- [Instruction]:
Go through the data below. Pull out every line that has the word "Khai".

^^^^

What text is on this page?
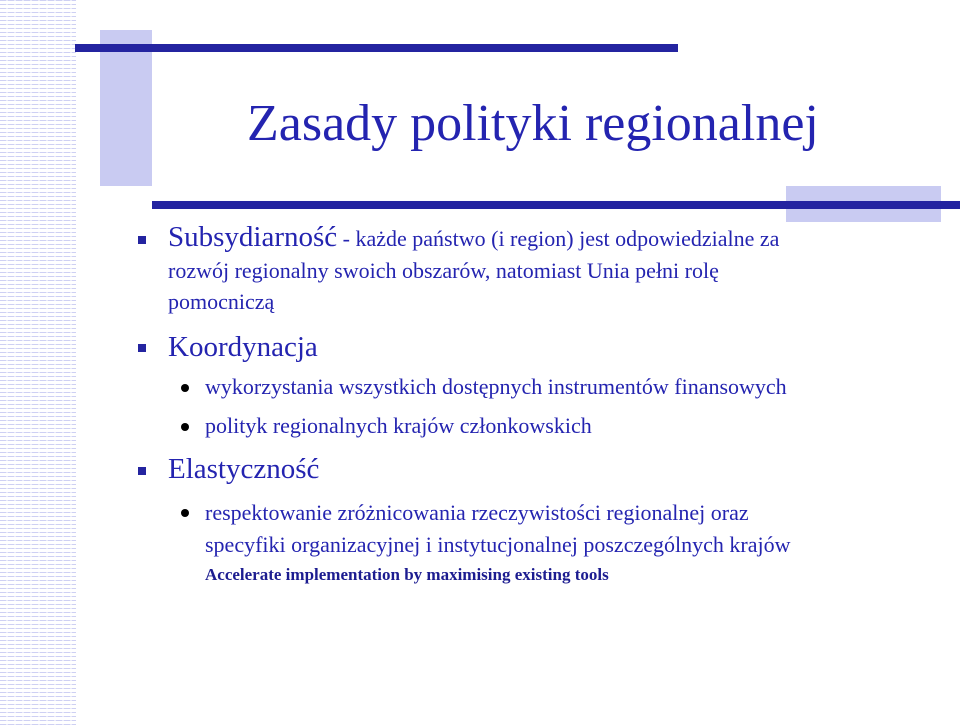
Zasady polityki regionalnej
Subsydiarność - każde państwo (i region) jest odpowiedzialne za
rozwój regionalny swoich obszarów, natomiast Unia pełni rolę
pomocniczą
Koordynacja
wykorzystania wszystkich dostępnych instrumentów finansowych
polityk regionalnych krajów członkowskich
Elastyczność
respektowanie zróżnicowania rzeczywistości regionalnej oraz
specyfiki organizacyjnej i instytucjonalnej poszczególnych krajów
Accelerate implementation by maximising existing tools
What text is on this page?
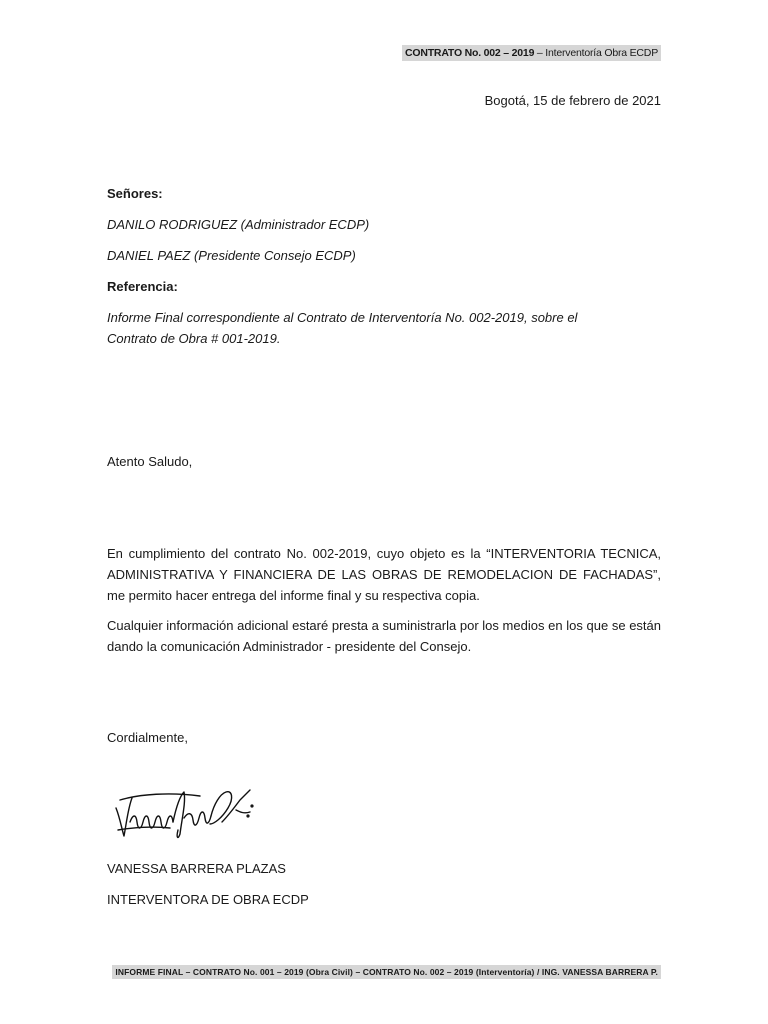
CONTRATO No. 002 – 2019 – Interventoría Obra ECDP
Bogotá, 15 de febrero de 2021
Señores:
DANILO RODRIGUEZ (Administrador ECDP)
DANIEL PAEZ (Presidente Consejo ECDP)
Referencia:
Informe Final correspondiente al Contrato de Interventoría No. 002-2019, sobre el Contrato de Obra # 001-2019.
Atento Saludo,
En cumplimiento del contrato No. 002-2019, cuyo objeto es la “INTERVENTORIA TECNICA, ADMINISTRATIVA Y FINANCIERA DE LAS OBRAS DE REMODELACION DE FACHADAS”, me permito hacer entrega del informe final y su respectiva copia.
Cualquier información adicional estaré presta a suministrarla por los medios en los que se están dando la comunicación Administrador - presidente del Consejo.
Cordialmente,
VANESSA BARRERA PLAZAS
INTERVENTORA DE OBRA ECDP
INFORME FINAL – CONTRATO No. 001 – 2019 (Obra Civil) – CONTRATO No. 002 – 2019 (Interventoría) / ING. VANESSA BARRERA P.
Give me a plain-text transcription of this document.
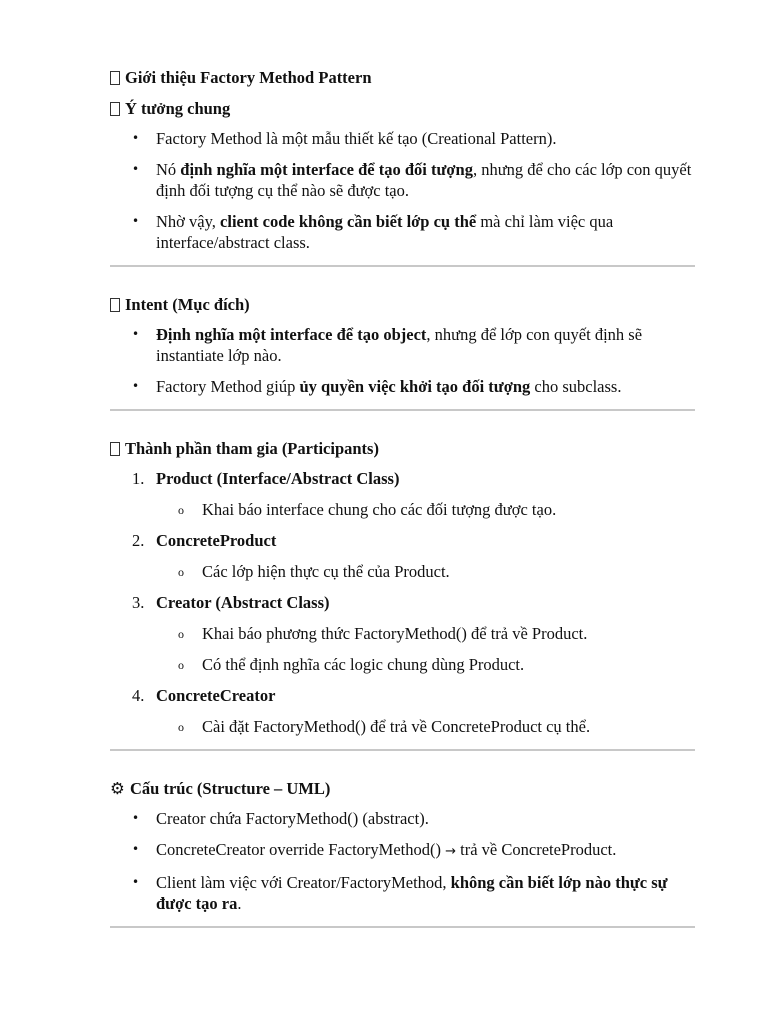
Giới thiệu Factory Method Pattern

Ý tưởng chung

• Factory Method là một mẫu thiết kế tạo (Creational Pattern).
• Nó định nghĩa một interface để tạo đối tượng, nhưng để cho các lớp con quyết định đối tượng cụ thể nào sẽ được tạo.
• Nhờ vậy, client code không cần biết lớp cụ thể mà chỉ làm việc qua interface/abstract class.

Intent (Mục đích)

• Định nghĩa một interface để tạo object, nhưng để lớp con quyết định sẽ instantiate lớp nào.
• Factory Method giúp ủy quyền việc khởi tạo đối tượng cho subclass.

Thành phần tham gia (Participants)

1. Product (Interface/Abstract Class)
o Khai báo interface chung cho các đối tượng được tạo.
2. ConcreteProduct
o Các lớp hiện thực cụ thể của Product.
3. Creator (Abstract Class)
o Khai báo phương thức FactoryMethod() để trả về Product.
o Có thể định nghĩa các logic chung dùng Product.
4. ConcreteCreator
o Cài đặt FactoryMethod() để trả về ConcreteProduct cụ thể.

⚙ Cấu trúc (Structure – UML)

• Creator chứa FactoryMethod() (abstract).
• ConcreteCreator override FactoryMethod() → trả về ConcreteProduct.
• Client làm việc với Creator/FactoryMethod, không cần biết lớp nào thực sự được tạo ra.
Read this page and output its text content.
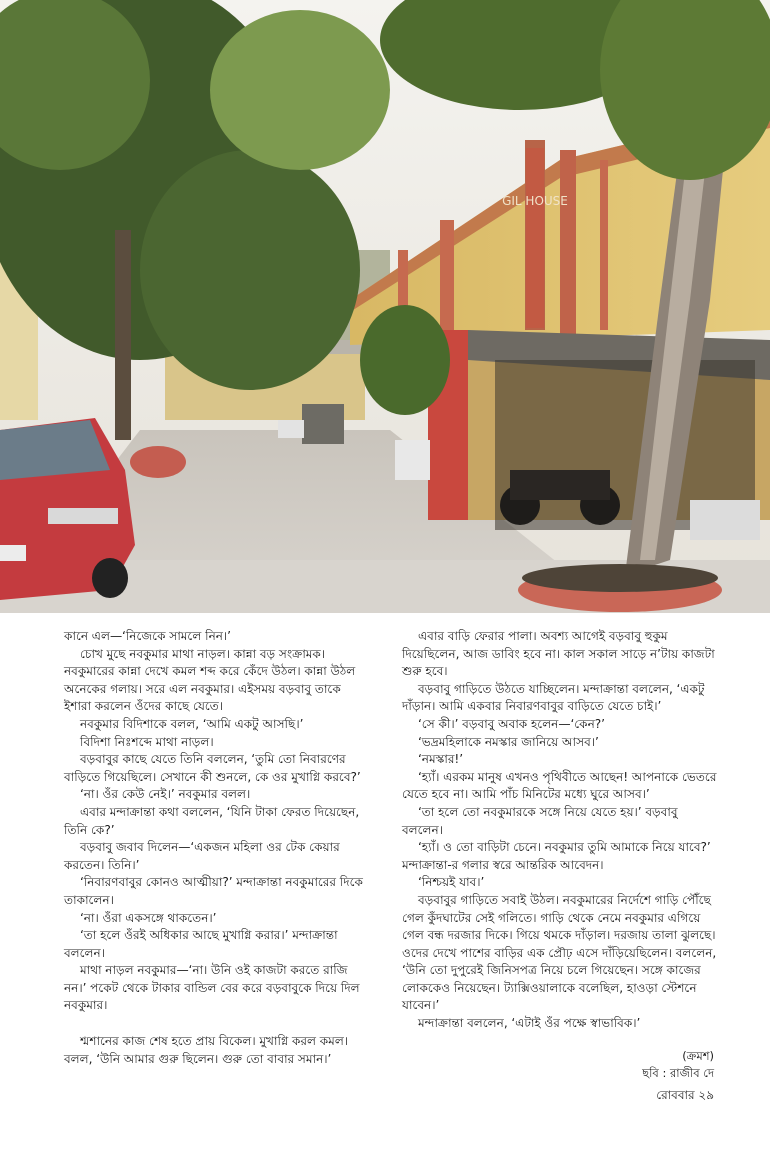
GIL HOUSE

কানে এল—‘নিজেকে সামলে নিন।’

চোখ মুছে নবকুমার মাথা নাড়ল। কান্না বড় সংক্রামক। নবকুমারের কান্না দেখে কমল শব্দ করে কেঁদে উঠল। কান্না উঠল অনেকের গলায়। সরে এল নবকুমার। এইসময় বড়বাবু তাকে ইশারা করলেন ওঁদের কাছে যেতে।

নবকুমার বিদিশাকে বলল, ‘আমি একটু আসছি।’

বিদিশা নিঃশব্দে মাথা নাড়ল।

বড়বাবুর কাছে যেতে তিনি বললেন, ‘তুমি তো নিবারণের বাড়িতে গিয়েছিলে। সেখানে কী শুনলে, কে ওর মুখাগ্নি করবে?’

‘না। ওঁর কেউ নেই।’ নবকুমার বলল।

এবার মন্দাক্রান্তা কথা বললেন, ‘যিনি টাকা ফেরত দিয়েছেন, তিনি কে?’

বড়বাবু জবাব দিলেন—‘একজন মহিলা ওর টেক কেয়ার করতেন। তিনি।’

‘নিবারণবাবুর কোনও আত্মীয়া?’ মন্দাক্রান্তা নবকুমারের দিকে তাকালেন।

‘না। ওঁরা একসঙ্গে থাকতেন।’

‘তা হলে ওঁরই অধিকার আছে মুখাগ্নি করার।’ মন্দাক্রান্তা বললেন।

মাথা নাড়ল নবকুমার—‘না। উনি ওই কাজটা করতে রাজি নন।’ পকেট থেকে টাকার বান্ডিল বের করে বড়বাবুকে দিয়ে দিল নবকুমার।

শ্মশানের কাজ শেষ হতে প্রায় বিকেল। মুখাগ্নি করল কমল। বলল, ‘উনি আমার গুরু ছিলেন। গুরু তো বাবার সমান।’

এবার বাড়ি ফেরার পালা। অবশ্য আগেই বড়বাবু হুকুম দিয়েছিলেন, আজ ডাবিং হবে না। কাল সকাল সাড়ে ন’টায় কাজটা শুরু হবে।

বড়বাবু গাড়িতে উঠতে যাচ্ছিলেন। মন্দাক্রান্তা বললেন, ‘একটু দাঁড়ান। আমি একবার নিবারণবাবুর বাড়িতে যেতে চাই।’

‘সে কী।’ বড়বাবু অবাক হলেন—‘কেন?’

‘ভদ্রমহিলাকে নমস্কার জানিয়ে আসব।’

‘নমস্কার!’

‘হ্যাঁ। এরকম মানুষ এখনও পৃথিবীতে আছেন! আপনাকে ভেতরে যেতে হবে না। আমি পাঁচ মিনিটের মধ্যে ঘুরে আসব।’

‘তা হলে তো নবকুমারকে সঙ্গে নিয়ে যেতে হয়।’ বড়বাবু বললেন।

‘হ্যাঁ। ও তো বাড়িটা চেনে। নবকুমার তুমি আমাকে নিয়ে যাবে?’ মন্দাক্রান্তা-র গলার স্বরে আন্তরিক আবেদন।

‘নিশ্চয়ই যাব।’

বড়বাবুর গাড়িতে সবাই উঠল। নবকুমারের নির্দেশে গাড়ি পৌঁছে গেল কুঁদঘাটের সেই গলিতে। গাড়ি থেকে নেমে নবকুমার এগিয়ে গেল বন্ধ দরজার দিকে। গিয়ে থমকে দাঁড়াল। দরজায় তালা ঝুলছে। ওদের দেখে পাশের বাড়ির এক প্রৌঢ় এসে দাঁড়িয়েছিলেন। বললেন, ‘উনি তো দুপুরেই জিনিসপত্র নিয়ে চলে গিয়েছেন। সঙ্গে কাজের লোককেও নিয়েছেন। ট্যাক্সিওয়ালাকে বলেছিল, হাওড়া স্টেশনে যাবেন।’

মন্দাক্রান্তা বললেন, ‘এটাই ওঁর পক্ষে স্বাভাবিক।’

(ক্রমশ)
ছবি : রাজীব দে
রোববার ২৯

^^^^

- [Result below]:
o Khai báo interface chung cho các đối tượng được tạo.
o Khai báo phương thức FactoryMethod() để trả về Product.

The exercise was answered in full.